**Problem requirements:** Return each line that holds the word "name".

**Input records:**
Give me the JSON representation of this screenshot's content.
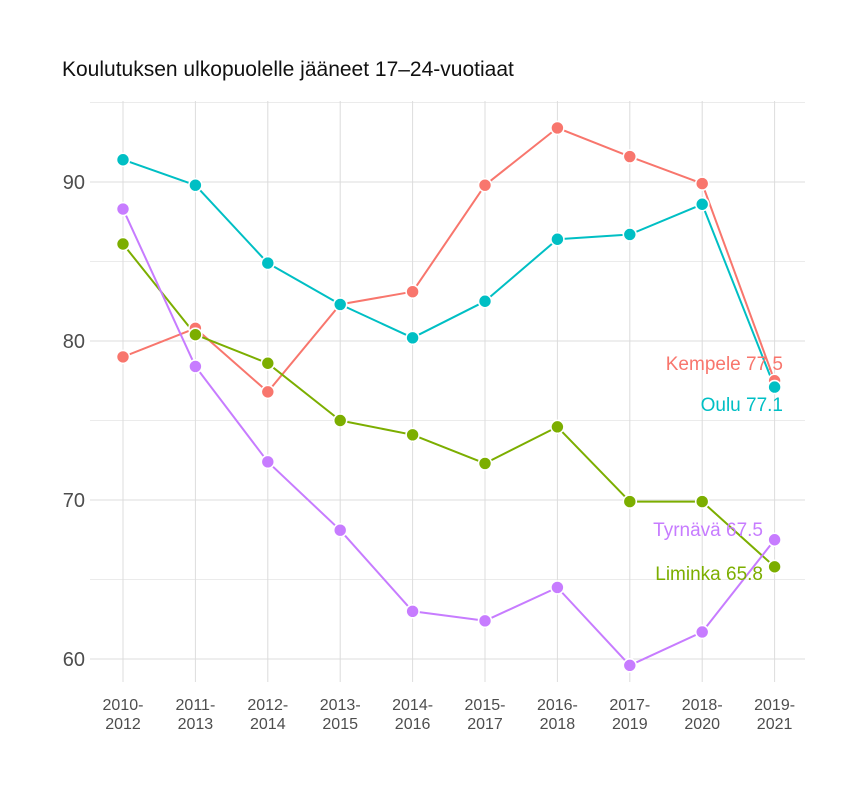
{
  "chart_data": {
    "type": "line",
    "title": "Koulutuksen ulkopuolelle jääneet 17–24-vuotiaat",
    "xlabel": "",
    "ylabel": "",
    "categories": [
      [
        "2010-",
        "2012"
      ],
      [
        "2011-",
        "2013"
      ],
      [
        "2012-",
        "2014"
      ],
      [
        "2013-",
        "2015"
      ],
      [
        "2014-",
        "2016"
      ],
      [
        "2015-",
        "2017"
      ],
      [
        "2016-",
        "2018"
      ],
      [
        "2017-",
        "2019"
      ],
      [
        "2018-",
        "2020"
      ],
      [
        "2019-",
        "2021"
      ]
    ],
    "yticks": [
      60,
      70,
      80,
      90
    ],
    "ylim": [
      58.5,
      95.5
    ],
    "grid": true,
    "series": [
      {
        "name": "Kempele",
        "color": "#F8766D",
        "values": [
          79.0,
          80.8,
          76.8,
          82.3,
          83.1,
          89.8,
          93.4,
          91.6,
          89.9,
          77.5
        ],
        "end_label": "Kempele 77.5"
      },
      {
        "name": "Oulu",
        "color": "#00BFC4",
        "values": [
          91.4,
          89.8,
          84.9,
          82.3,
          80.2,
          82.5,
          86.4,
          86.7,
          88.6,
          77.1
        ],
        "end_label": "Oulu 77.1"
      },
      {
        "name": "Liminka",
        "color": "#7CAE00",
        "values": [
          86.1,
          80.4,
          78.6,
          75.0,
          74.1,
          72.3,
          74.6,
          69.9,
          69.9,
          65.8
        ],
        "end_label": "Liminka 65.8"
      },
      {
        "name": "Tyrnävä",
        "color": "#C77CFF",
        "values": [
          88.3,
          78.4,
          72.4,
          68.1,
          63.0,
          62.4,
          64.5,
          59.6,
          61.7,
          67.5
        ],
        "end_label": "Tyrnävä 67.5"
      }
    ]
  }
}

**Finished task:**
        "name": "Kempele",
        "name": "Oulu",
        "name": "Liminka",
        "name": "Tyrnävä",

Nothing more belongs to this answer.